(Figure record extracts)
----

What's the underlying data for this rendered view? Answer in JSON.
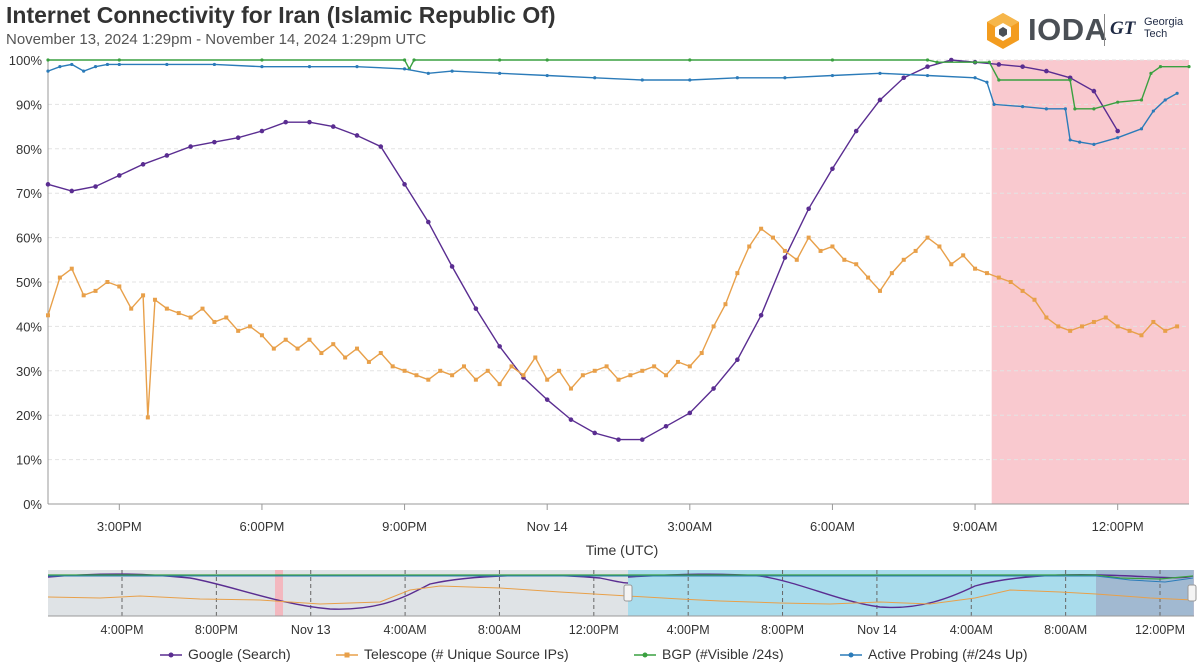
{
  "header": {
    "title": "Internet Connectivity for Iran (Islamic Republic Of)",
    "subtitle": "November 13, 2024 1:29pm - November 14, 2024 1:29pm UTC",
    "logo_text": "IODA",
    "partner_logo_mark": "GT",
    "partner_logo_text": "Georgia Tech"
  },
  "chart_data": {
    "type": "line",
    "title": "Internet Connectivity for Iran (Islamic Republic Of)",
    "xlabel": "Time (UTC)",
    "ylabel": "",
    "x_unit": "hours since 12:00 on Nov 13, 2024",
    "xlim": [
      1.5,
      25.5
    ],
    "ylim": [
      0,
      100
    ],
    "y_ticks": [
      {
        "value": 0,
        "label": "0%"
      },
      {
        "value": 10,
        "label": "10%"
      },
      {
        "value": 20,
        "label": "20%"
      },
      {
        "value": 30,
        "label": "30%"
      },
      {
        "value": 40,
        "label": "40%"
      },
      {
        "value": 50,
        "label": "50%"
      },
      {
        "value": 60,
        "label": "60%"
      },
      {
        "value": 70,
        "label": "70%"
      },
      {
        "value": 80,
        "label": "80%"
      },
      {
        "value": 90,
        "label": "90%"
      },
      {
        "value": 100,
        "label": "100%"
      }
    ],
    "x_ticks": [
      {
        "value": 3,
        "label": "3:00PM"
      },
      {
        "value": 6,
        "label": "6:00PM"
      },
      {
        "value": 9,
        "label": "9:00PM"
      },
      {
        "value": 12,
        "label": "Nov 14"
      },
      {
        "value": 15,
        "label": "3:00AM"
      },
      {
        "value": 18,
        "label": "6:00AM"
      },
      {
        "value": 21,
        "label": "9:00AM"
      },
      {
        "value": 24,
        "label": "12:00PM"
      }
    ],
    "outage_band": {
      "start": 21.35,
      "end": 25.5,
      "color": "#f9c9cf"
    },
    "series": [
      {
        "name": "Google (Search)",
        "color": "#5a2d91",
        "x": [
          1.5,
          2.0,
          2.5,
          3.0,
          3.5,
          4.0,
          4.5,
          5.0,
          5.5,
          6.0,
          6.5,
          7.0,
          7.5,
          8.0,
          8.5,
          9.0,
          9.5,
          10.0,
          10.5,
          11.0,
          11.5,
          12.0,
          12.5,
          13.0,
          13.5,
          14.0,
          14.5,
          15.0,
          15.5,
          16.0,
          16.5,
          17.0,
          17.5,
          18.0,
          18.5,
          19.0,
          19.5,
          20.0,
          20.5,
          21.0,
          21.5,
          22.0,
          22.5,
          23.0,
          23.5,
          24.0
        ],
        "values": [
          72,
          70.5,
          71.5,
          74,
          76.5,
          78.5,
          80.5,
          81.5,
          82.5,
          84,
          86,
          86,
          85,
          83,
          80.5,
          72,
          63.5,
          53.5,
          44,
          35.5,
          28.5,
          23.5,
          19,
          16,
          14.5,
          14.5,
          17.5,
          20.5,
          26,
          32.5,
          42.5,
          55.5,
          66.5,
          75.5,
          84,
          91,
          96,
          98.5,
          100,
          99.5,
          99,
          98.5,
          97.5,
          96,
          93,
          84
        ]
      },
      {
        "name": "Telescope (# Unique Source IPs)",
        "color": "#e8a04a",
        "x": [
          1.5,
          1.75,
          2.0,
          2.25,
          2.5,
          2.75,
          3.0,
          3.25,
          3.5,
          3.6,
          3.75,
          4.0,
          4.25,
          4.5,
          4.75,
          5.0,
          5.25,
          5.5,
          5.75,
          6.0,
          6.25,
          6.5,
          6.75,
          7.0,
          7.25,
          7.5,
          7.75,
          8.0,
          8.25,
          8.5,
          8.75,
          9.0,
          9.25,
          9.5,
          9.75,
          10.0,
          10.25,
          10.5,
          10.75,
          11.0,
          11.25,
          11.5,
          11.75,
          12.0,
          12.25,
          12.5,
          12.75,
          13.0,
          13.25,
          13.5,
          13.75,
          14.0,
          14.25,
          14.5,
          14.75,
          15.0,
          15.25,
          15.5,
          15.75,
          16.0,
          16.25,
          16.5,
          16.75,
          17.0,
          17.25,
          17.5,
          17.75,
          18.0,
          18.25,
          18.5,
          18.75,
          19.0,
          19.25,
          19.5,
          19.75,
          20.0,
          20.25,
          20.5,
          20.75,
          21.0,
          21.25,
          21.5,
          21.75,
          22.0,
          22.25,
          22.5,
          22.75,
          23.0,
          23.25,
          23.5,
          23.75,
          24.0,
          24.25,
          24.5,
          24.75,
          25.0,
          25.25
        ],
        "values": [
          42.5,
          51,
          53,
          47,
          48,
          50,
          49,
          44,
          47,
          19.5,
          46,
          44,
          43,
          42,
          44,
          41,
          42,
          39,
          40,
          38,
          35,
          37,
          35,
          37,
          34,
          36,
          33,
          35,
          32,
          34,
          31,
          30,
          29,
          28,
          30,
          29,
          31,
          28,
          30,
          27,
          31,
          29,
          33,
          28,
          30,
          26,
          29,
          30,
          31,
          28,
          29,
          30,
          31,
          29,
          32,
          31,
          34,
          40,
          45,
          52,
          58,
          62,
          60,
          57,
          55,
          60,
          57,
          58,
          55,
          54,
          51,
          48,
          52,
          55,
          57,
          60,
          58,
          54,
          56,
          53,
          52,
          51,
          50,
          48,
          46,
          42,
          40,
          39,
          40,
          41,
          42,
          40,
          39,
          38,
          41,
          39,
          40
        ]
      },
      {
        "name": "BGP (#Visible /24s)",
        "color": "#3aa040",
        "x": [
          1.5,
          3,
          6,
          9,
          9.1,
          9.2,
          11,
          12,
          15,
          18,
          20,
          20.2,
          21,
          21.3,
          21.5,
          23.0,
          23.1,
          23.5,
          24.0,
          24.5,
          24.7,
          24.9,
          25.5
        ],
        "values": [
          100,
          100,
          100,
          100,
          98,
          100,
          100,
          100,
          100,
          100,
          100,
          99.5,
          99.5,
          99.5,
          95.5,
          95.5,
          89,
          89,
          90.5,
          91,
          97,
          98.5,
          98.5
        ]
      },
      {
        "name": "Active Probing (#/24s Up)",
        "color": "#2b7bb9",
        "x": [
          1.5,
          1.75,
          2.0,
          2.25,
          2.5,
          2.75,
          3.0,
          4.0,
          5.0,
          6.0,
          7.0,
          8.0,
          9.0,
          9.5,
          10.0,
          11.0,
          12.0,
          13.0,
          14.0,
          15.0,
          16.0,
          17.0,
          18.0,
          19.0,
          20.0,
          21.0,
          21.25,
          21.4,
          22.0,
          22.5,
          22.9,
          23.0,
          23.2,
          23.5,
          24.0,
          24.5,
          24.75,
          25.0,
          25.25
        ],
        "values": [
          97.5,
          98.5,
          99,
          97.5,
          98.5,
          99,
          99,
          99,
          99,
          98.5,
          98.5,
          98.5,
          98,
          97,
          97.5,
          97,
          96.5,
          96,
          95.5,
          95.5,
          96,
          96,
          96.5,
          97,
          96.5,
          96,
          95,
          90,
          89.5,
          89,
          89,
          82,
          81.5,
          81,
          82.5,
          84.5,
          88.5,
          91,
          92.5
        ]
      }
    ],
    "navigator": {
      "x_ticks": [
        {
          "label": "4:00PM"
        },
        {
          "label": "8:00PM"
        },
        {
          "label": "Nov 13"
        },
        {
          "label": "4:00AM"
        },
        {
          "label": "8:00AM"
        },
        {
          "label": "12:00PM"
        },
        {
          "label": "4:00PM"
        },
        {
          "label": "8:00PM"
        },
        {
          "label": "Nov 14"
        },
        {
          "label": "4:00AM"
        },
        {
          "label": "8:00AM"
        },
        {
          "label": "12:00PM"
        }
      ]
    }
  }
}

----

> [WHAT IS NEEDED]: Exclude the pictures, and transcribe all of the material exactly.

> [WRITTEN RESPONSE]:
What's the underlying data for this rendered view? Answer in JSON.
{
  "header": {
    "title": "Internet Connectivity for Iran (Islamic Republic Of)",
    "subtitle": "November 13, 2024 1:29pm - November 14, 2024 1:29pm UTC",
    "logo_text": "IODA",
    "partner_logo_mark": "GT",
    "partner_logo_text": "Georgia Tech"
  },
  "chart_data": {
    "type": "line",
    "title": "Internet Connectivity for Iran (Islamic Republic Of)",
    "xlabel": "Time (UTC)",
    "ylabel": "",
    "x_unit": "hours since 12:00 on Nov 13, 2024",
    "xlim": [
      1.5,
      25.5
    ],
    "ylim": [
      0,
      100
    ],
    "y_ticks": [
      {
        "value": 0,
        "label": "0%"
      },
      {
        "value": 10,
        "label": "10%"
      },
      {
        "value": 20,
        "label": "20%"
      },
      {
        "value": 30,
        "label": "30%"
      },
      {
        "value": 40,
        "label": "40%"
      },
      {
        "value": 50,
        "label": "50%"
      },
      {
        "value": 60,
        "label": "60%"
      },
      {
        "value": 70,
        "label": "70%"
      },
      {
        "value": 80,
        "label": "80%"
      },
      {
        "value": 90,
        "label": "90%"
      },
      {
        "value": 100,
        "label": "100%"
      }
    ],
    "x_ticks": [
      {
        "value": 3,
        "label": "3:00PM"
      },
      {
        "value": 6,
        "label": "6:00PM"
      },
      {
        "value": 9,
        "label": "9:00PM"
      },
      {
        "value": 12,
        "label": "Nov 14"
      },
      {
        "value": 15,
        "label": "3:00AM"
      },
      {
        "value": 18,
        "label": "6:00AM"
      },
      {
        "value": 21,
        "label": "9:00AM"
      },
      {
        "value": 24,
        "label": "12:00PM"
      }
    ],
    "outage_band": {
      "start": 21.35,
      "end": 25.5,
      "color": "#f9c9cf"
    },
    "series": [
      {
        "name": "Google (Search)",
        "color": "#5a2d91",
        "x": [
          1.5,
          2.0,
          2.5,
          3.0,
          3.5,
          4.0,
          4.5,
          5.0,
          5.5,
          6.0,
          6.5,
          7.0,
          7.5,
          8.0,
          8.5,
          9.0,
          9.5,
          10.0,
          10.5,
          11.0,
          11.5,
          12.0,
          12.5,
          13.0,
          13.5,
          14.0,
          14.5,
          15.0,
          15.5,
          16.0,
          16.5,
          17.0,
          17.5,
          18.0,
          18.5,
          19.0,
          19.5,
          20.0,
          20.5,
          21.0,
          21.5,
          22.0,
          22.5,
          23.0,
          23.5,
          24.0
        ],
        "values": [
          72,
          70.5,
          71.5,
          74,
          76.5,
          78.5,
          80.5,
          81.5,
          82.5,
          84,
          86,
          86,
          85,
          83,
          80.5,
          72,
          63.5,
          53.5,
          44,
          35.5,
          28.5,
          23.5,
          19,
          16,
          14.5,
          14.5,
          17.5,
          20.5,
          26,
          32.5,
          42.5,
          55.5,
          66.5,
          75.5,
          84,
          91,
          96,
          98.5,
          100,
          99.5,
          99,
          98.5,
          97.5,
          96,
          93,
          84
        ]
      },
      {
        "name": "Telescope (# Unique Source IPs)",
        "color": "#e8a04a",
        "x": [
          1.5,
          1.75,
          2.0,
          2.25,
          2.5,
          2.75,
          3.0,
          3.25,
          3.5,
          3.6,
          3.75,
          4.0,
          4.25,
          4.5,
          4.75,
          5.0,
          5.25,
          5.5,
          5.75,
          6.0,
          6.25,
          6.5,
          6.75,
          7.0,
          7.25,
          7.5,
          7.75,
          8.0,
          8.25,
          8.5,
          8.75,
          9.0,
          9.25,
          9.5,
          9.75,
          10.0,
          10.25,
          10.5,
          10.75,
          11.0,
          11.25,
          11.5,
          11.75,
          12.0,
          12.25,
          12.5,
          12.75,
          13.0,
          13.25,
          13.5,
          13.75,
          14.0,
          14.25,
          14.5,
          14.75,
          15.0,
          15.25,
          15.5,
          15.75,
          16.0,
          16.25,
          16.5,
          16.75,
          17.0,
          17.25,
          17.5,
          17.75,
          18.0,
          18.25,
          18.5,
          18.75,
          19.0,
          19.25,
          19.5,
          19.75,
          20.0,
          20.25,
          20.5,
          20.75,
          21.0,
          21.25,
          21.5,
          21.75,
          22.0,
          22.25,
          22.5,
          22.75,
          23.0,
          23.25,
          23.5,
          23.75,
          24.0,
          24.25,
          24.5,
          24.75,
          25.0,
          25.25
        ],
        "values": [
          42.5,
          51,
          53,
          47,
          48,
          50,
          49,
          44,
          47,
          19.5,
          46,
          44,
          43,
          42,
          44,
          41,
          42,
          39,
          40,
          38,
          35,
          37,
          35,
          37,
          34,
          36,
          33,
          35,
          32,
          34,
          31,
          30,
          29,
          28,
          30,
          29,
          31,
          28,
          30,
          27,
          31,
          29,
          33,
          28,
          30,
          26,
          29,
          30,
          31,
          28,
          29,
          30,
          31,
          29,
          32,
          31,
          34,
          40,
          45,
          52,
          58,
          62,
          60,
          57,
          55,
          60,
          57,
          58,
          55,
          54,
          51,
          48,
          52,
          55,
          57,
          60,
          58,
          54,
          56,
          53,
          52,
          51,
          50,
          48,
          46,
          42,
          40,
          39,
          40,
          41,
          42,
          40,
          39,
          38,
          41,
          39,
          40
        ]
      },
      {
        "name": "BGP (#Visible /24s)",
        "color": "#3aa040",
        "x": [
          1.5,
          3,
          6,
          9,
          9.1,
          9.2,
          11,
          12,
          15,
          18,
          20,
          20.2,
          21,
          21.3,
          21.5,
          23.0,
          23.1,
          23.5,
          24.0,
          24.5,
          24.7,
          24.9,
          25.5
        ],
        "values": [
          100,
          100,
          100,
          100,
          98,
          100,
          100,
          100,
          100,
          100,
          100,
          99.5,
          99.5,
          99.5,
          95.5,
          95.5,
          89,
          89,
          90.5,
          91,
          97,
          98.5,
          98.5
        ]
      },
      {
        "name": "Active Probing (#/24s Up)",
        "color": "#2b7bb9",
        "x": [
          1.5,
          1.75,
          2.0,
          2.25,
          2.5,
          2.75,
          3.0,
          4.0,
          5.0,
          6.0,
          7.0,
          8.0,
          9.0,
          9.5,
          10.0,
          11.0,
          12.0,
          13.0,
          14.0,
          15.0,
          16.0,
          17.0,
          18.0,
          19.0,
          20.0,
          21.0,
          21.25,
          21.4,
          22.0,
          22.5,
          22.9,
          23.0,
          23.2,
          23.5,
          24.0,
          24.5,
          24.75,
          25.0,
          25.25
        ],
        "values": [
          97.5,
          98.5,
          99,
          97.5,
          98.5,
          99,
          99,
          99,
          99,
          98.5,
          98.5,
          98.5,
          98,
          97,
          97.5,
          97,
          96.5,
          96,
          95.5,
          95.5,
          96,
          96,
          96.5,
          97,
          96.5,
          96,
          95,
          90,
          89.5,
          89,
          89,
          82,
          81.5,
          81,
          82.5,
          84.5,
          88.5,
          91,
          92.5
        ]
      }
    ],
    "navigator": {
      "x_ticks": [
        {
          "label": "4:00PM"
        },
        {
          "label": "8:00PM"
        },
        {
          "label": "Nov 13"
        },
        {
          "label": "4:00AM"
        },
        {
          "label": "8:00AM"
        },
        {
          "label": "12:00PM"
        },
        {
          "label": "4:00PM"
        },
        {
          "label": "8:00PM"
        },
        {
          "label": "Nov 14"
        },
        {
          "label": "4:00AM"
        },
        {
          "label": "8:00AM"
        },
        {
          "label": "12:00PM"
        }
      ]
    }
  }
}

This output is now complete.